(Figure content listings)
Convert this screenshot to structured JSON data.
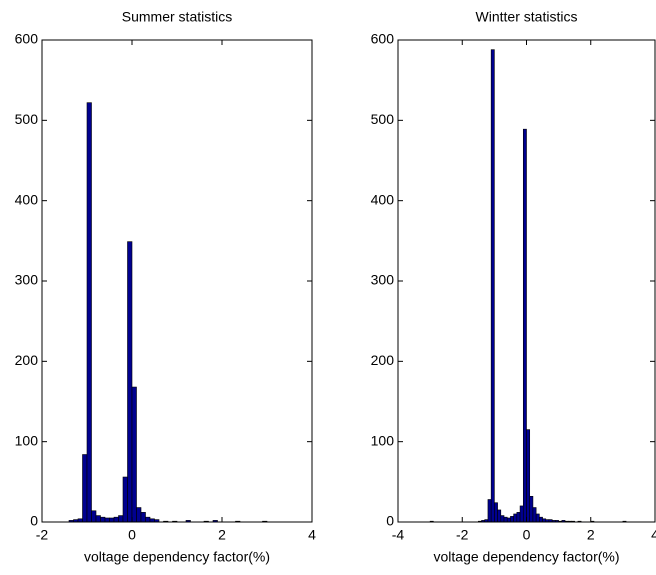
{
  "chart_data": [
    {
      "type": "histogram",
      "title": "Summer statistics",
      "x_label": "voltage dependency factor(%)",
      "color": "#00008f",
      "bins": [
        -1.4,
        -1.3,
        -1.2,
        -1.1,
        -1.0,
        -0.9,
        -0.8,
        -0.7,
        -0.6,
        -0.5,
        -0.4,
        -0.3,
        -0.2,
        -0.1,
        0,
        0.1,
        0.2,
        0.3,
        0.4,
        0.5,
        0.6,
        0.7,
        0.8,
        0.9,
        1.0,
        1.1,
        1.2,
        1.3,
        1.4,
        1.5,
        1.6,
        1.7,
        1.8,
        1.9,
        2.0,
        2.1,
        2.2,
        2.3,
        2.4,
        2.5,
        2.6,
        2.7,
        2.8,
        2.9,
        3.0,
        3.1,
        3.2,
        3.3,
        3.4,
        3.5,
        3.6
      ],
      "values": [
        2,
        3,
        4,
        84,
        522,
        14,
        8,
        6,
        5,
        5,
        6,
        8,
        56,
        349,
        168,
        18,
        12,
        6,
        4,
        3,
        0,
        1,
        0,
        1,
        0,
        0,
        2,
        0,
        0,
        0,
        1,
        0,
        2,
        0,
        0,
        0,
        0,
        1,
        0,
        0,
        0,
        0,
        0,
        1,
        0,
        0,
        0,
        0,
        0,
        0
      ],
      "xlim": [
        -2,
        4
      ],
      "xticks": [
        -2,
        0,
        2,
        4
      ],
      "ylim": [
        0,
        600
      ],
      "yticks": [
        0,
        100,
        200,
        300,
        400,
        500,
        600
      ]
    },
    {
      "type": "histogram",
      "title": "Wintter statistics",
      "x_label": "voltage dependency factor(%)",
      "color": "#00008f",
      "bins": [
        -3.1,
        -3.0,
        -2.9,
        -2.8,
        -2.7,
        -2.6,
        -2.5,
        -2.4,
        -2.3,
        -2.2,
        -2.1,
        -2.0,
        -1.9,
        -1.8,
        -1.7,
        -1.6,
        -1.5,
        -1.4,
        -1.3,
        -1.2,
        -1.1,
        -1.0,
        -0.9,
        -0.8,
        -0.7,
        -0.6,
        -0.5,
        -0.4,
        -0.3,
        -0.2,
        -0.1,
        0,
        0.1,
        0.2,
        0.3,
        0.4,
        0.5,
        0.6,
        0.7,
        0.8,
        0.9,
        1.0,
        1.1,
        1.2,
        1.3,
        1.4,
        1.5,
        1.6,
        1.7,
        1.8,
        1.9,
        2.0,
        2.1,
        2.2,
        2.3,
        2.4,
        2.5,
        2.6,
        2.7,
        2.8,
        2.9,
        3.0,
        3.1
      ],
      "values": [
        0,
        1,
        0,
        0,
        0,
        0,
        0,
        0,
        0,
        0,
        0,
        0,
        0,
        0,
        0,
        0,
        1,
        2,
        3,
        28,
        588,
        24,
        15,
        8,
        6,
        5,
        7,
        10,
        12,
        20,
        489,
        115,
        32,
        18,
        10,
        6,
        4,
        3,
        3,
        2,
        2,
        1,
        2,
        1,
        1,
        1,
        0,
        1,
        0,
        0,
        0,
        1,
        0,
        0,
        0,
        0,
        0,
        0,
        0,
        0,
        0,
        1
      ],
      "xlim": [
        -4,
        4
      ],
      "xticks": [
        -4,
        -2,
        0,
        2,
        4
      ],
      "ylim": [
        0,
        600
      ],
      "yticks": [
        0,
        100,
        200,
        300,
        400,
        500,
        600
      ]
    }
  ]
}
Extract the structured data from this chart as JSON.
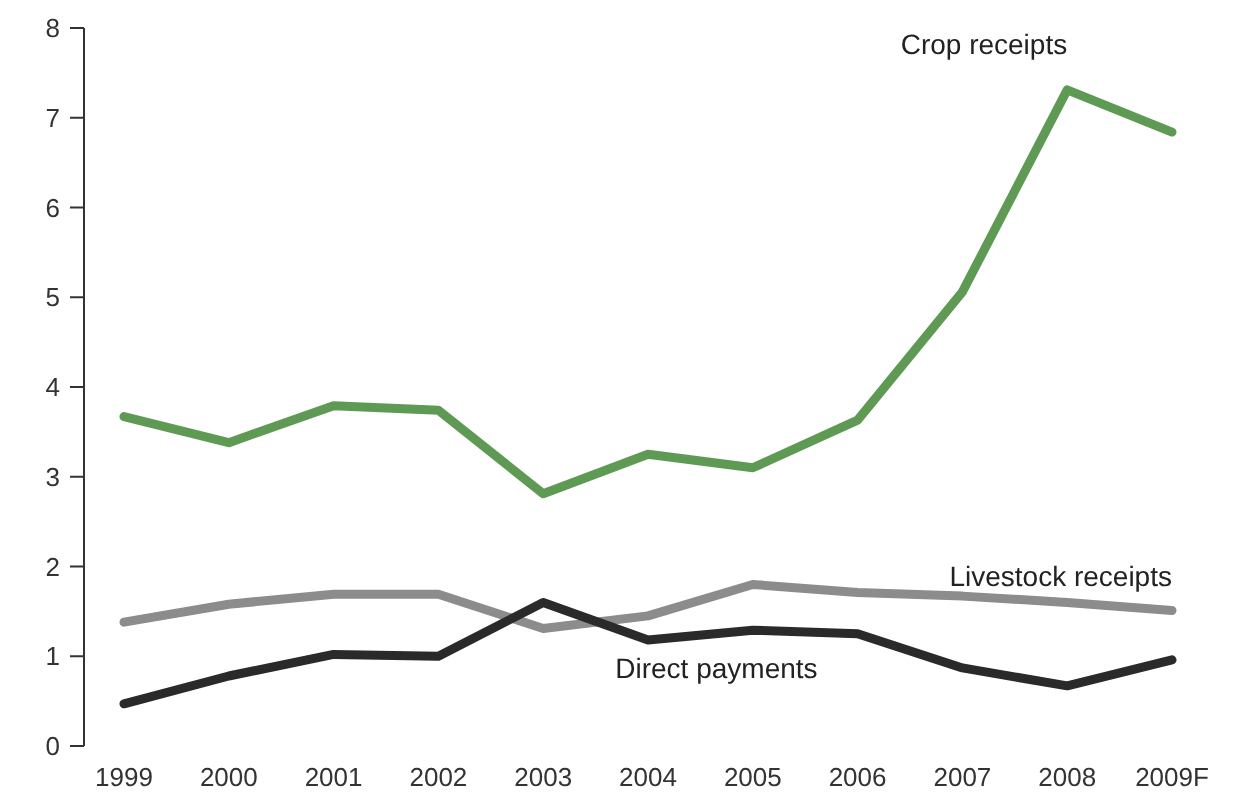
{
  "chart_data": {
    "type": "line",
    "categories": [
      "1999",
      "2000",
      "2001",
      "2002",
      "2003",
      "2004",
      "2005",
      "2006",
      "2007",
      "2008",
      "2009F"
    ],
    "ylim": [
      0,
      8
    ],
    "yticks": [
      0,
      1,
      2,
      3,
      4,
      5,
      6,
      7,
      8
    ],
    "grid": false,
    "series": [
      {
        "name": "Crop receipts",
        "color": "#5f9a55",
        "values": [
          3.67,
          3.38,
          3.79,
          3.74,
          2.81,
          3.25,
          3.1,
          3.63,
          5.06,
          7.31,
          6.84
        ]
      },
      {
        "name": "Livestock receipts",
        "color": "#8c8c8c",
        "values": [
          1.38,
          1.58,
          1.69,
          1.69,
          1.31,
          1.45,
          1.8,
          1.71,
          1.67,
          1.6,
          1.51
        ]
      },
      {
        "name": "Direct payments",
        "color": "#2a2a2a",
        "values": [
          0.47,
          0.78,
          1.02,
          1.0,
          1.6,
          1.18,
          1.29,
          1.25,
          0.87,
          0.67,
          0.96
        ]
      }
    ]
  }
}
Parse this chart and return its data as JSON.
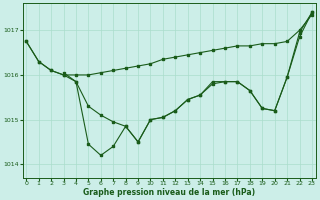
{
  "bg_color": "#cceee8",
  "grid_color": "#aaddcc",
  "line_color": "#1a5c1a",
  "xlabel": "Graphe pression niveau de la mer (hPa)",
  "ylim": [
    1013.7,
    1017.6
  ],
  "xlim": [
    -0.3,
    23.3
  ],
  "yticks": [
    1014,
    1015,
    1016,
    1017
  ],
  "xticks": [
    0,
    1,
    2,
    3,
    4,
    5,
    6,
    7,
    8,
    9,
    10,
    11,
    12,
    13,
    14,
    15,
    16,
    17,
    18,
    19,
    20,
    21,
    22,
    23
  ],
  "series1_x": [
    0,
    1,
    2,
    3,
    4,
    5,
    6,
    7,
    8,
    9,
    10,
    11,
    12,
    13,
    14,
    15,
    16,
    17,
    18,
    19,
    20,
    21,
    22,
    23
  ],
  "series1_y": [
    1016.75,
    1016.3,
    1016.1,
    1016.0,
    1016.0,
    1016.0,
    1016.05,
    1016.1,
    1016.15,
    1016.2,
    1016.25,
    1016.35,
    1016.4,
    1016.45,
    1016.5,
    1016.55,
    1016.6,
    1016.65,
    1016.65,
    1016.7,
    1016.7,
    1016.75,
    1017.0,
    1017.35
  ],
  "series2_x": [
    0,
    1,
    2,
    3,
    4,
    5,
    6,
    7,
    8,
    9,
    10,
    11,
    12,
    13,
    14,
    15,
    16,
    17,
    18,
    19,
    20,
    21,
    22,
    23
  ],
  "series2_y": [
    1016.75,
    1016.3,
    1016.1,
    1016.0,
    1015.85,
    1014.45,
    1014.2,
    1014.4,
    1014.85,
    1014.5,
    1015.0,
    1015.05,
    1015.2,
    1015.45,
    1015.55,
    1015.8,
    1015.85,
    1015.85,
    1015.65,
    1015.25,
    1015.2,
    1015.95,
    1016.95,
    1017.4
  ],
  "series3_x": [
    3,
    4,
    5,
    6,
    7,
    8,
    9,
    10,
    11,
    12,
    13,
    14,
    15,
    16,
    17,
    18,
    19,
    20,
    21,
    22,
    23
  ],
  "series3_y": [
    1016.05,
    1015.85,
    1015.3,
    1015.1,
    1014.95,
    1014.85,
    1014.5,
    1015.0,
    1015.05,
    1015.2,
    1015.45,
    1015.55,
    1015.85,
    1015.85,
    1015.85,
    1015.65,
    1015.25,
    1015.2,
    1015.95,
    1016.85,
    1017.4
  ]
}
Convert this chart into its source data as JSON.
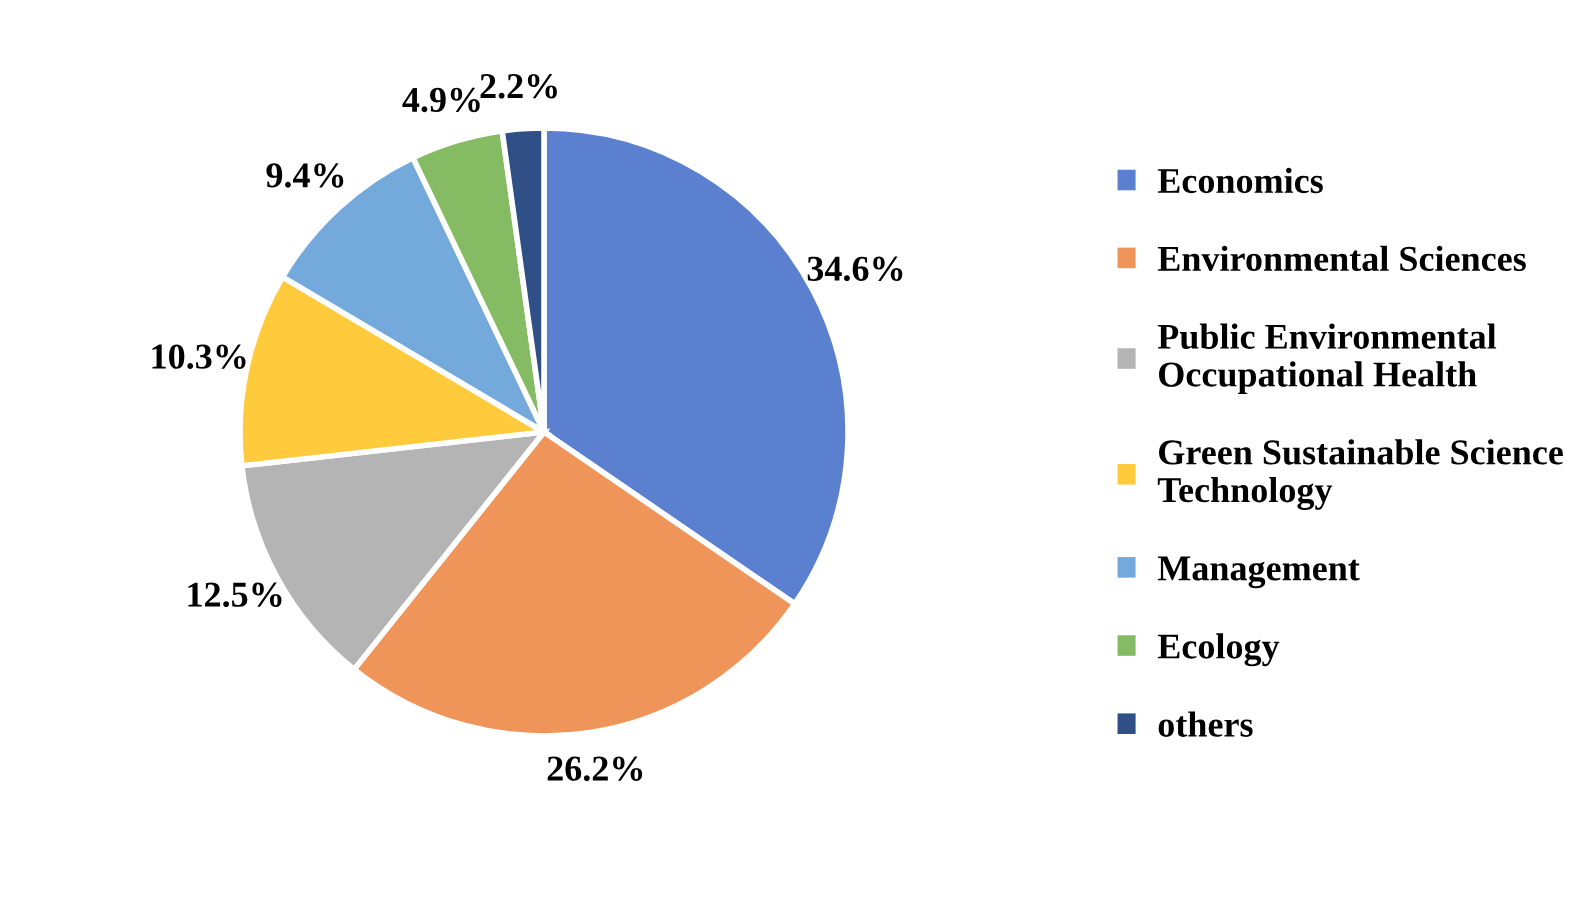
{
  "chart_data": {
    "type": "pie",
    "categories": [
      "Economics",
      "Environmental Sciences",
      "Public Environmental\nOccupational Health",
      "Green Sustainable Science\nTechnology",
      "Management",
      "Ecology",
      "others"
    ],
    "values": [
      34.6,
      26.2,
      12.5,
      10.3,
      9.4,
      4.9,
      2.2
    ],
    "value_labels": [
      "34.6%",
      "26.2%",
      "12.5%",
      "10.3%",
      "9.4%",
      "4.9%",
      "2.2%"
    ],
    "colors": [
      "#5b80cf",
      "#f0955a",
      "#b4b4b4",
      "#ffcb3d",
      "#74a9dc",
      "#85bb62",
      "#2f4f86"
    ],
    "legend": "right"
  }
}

EXERCISE DESCRIPTION: Copy all lines of the material above where the string "title" occurs.

ANSWER TO THE PROBLEM:
      "title": "Summer statistics",
      "title": "Wintter statistics",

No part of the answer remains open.